> **TASK STATEMENT**: Reproduce the records exactly.

╔══

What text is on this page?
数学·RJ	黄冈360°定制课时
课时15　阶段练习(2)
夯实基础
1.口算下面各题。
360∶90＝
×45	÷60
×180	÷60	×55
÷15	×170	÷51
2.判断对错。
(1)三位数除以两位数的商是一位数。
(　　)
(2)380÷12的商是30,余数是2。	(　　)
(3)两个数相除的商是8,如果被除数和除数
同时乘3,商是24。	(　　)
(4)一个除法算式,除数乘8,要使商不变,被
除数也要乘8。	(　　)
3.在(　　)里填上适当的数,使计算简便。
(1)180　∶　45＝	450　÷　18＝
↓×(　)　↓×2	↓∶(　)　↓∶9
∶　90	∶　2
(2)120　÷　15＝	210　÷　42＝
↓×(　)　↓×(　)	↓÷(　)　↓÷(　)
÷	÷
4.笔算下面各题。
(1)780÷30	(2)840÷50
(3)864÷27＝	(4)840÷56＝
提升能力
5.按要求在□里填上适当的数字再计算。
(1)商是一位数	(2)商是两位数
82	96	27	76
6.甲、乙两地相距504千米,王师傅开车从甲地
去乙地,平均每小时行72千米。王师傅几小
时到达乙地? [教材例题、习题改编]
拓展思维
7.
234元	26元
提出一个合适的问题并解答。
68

╚══

> **COMPLETE ANSWER**:
What text is on this page?
数学·RJ	黄冈360°定制课时
课时15　阶段练习(2)
夯实基础
1.口算下面各题。
360∶90＝
×45	÷60
×180	÷60	×55
÷15	×170	÷51
2.判断对错。
(1)三位数除以两位数的商是一位数。
(　　)
(2)380÷12的商是30,余数是2。	(　　)
(3)两个数相除的商是8,如果被除数和除数
同时乘3,商是24。	(　　)
(4)一个除法算式,除数乘8,要使商不变,被
除数也要乘8。	(　　)
3.在(　　)里填上适当的数,使计算简便。
(1)180　∶　45＝	450　÷　18＝
↓×(　)　↓×2	↓∶(　)　↓∶9
∶　90	∶　2
(2)120　÷　15＝	210　÷　42＝
↓×(　)　↓×(　)	↓÷(　)　↓÷(　)
÷	÷
4.笔算下面各题。
(1)780÷30	(2)840÷50
(3)864÷27＝	(4)840÷56＝
提升能力
5.按要求在□里填上适当的数字再计算。
(1)商是一位数	(2)商是两位数
82	96	27	76
6.甲、乙两地相距504千米,王师傅开车从甲地
去乙地,平均每小时行72千米。王师傅几小
时到达乙地? [教材例题、习题改编]
拓展思维
7.
234元	26元
提出一个合适的问题并解答。
68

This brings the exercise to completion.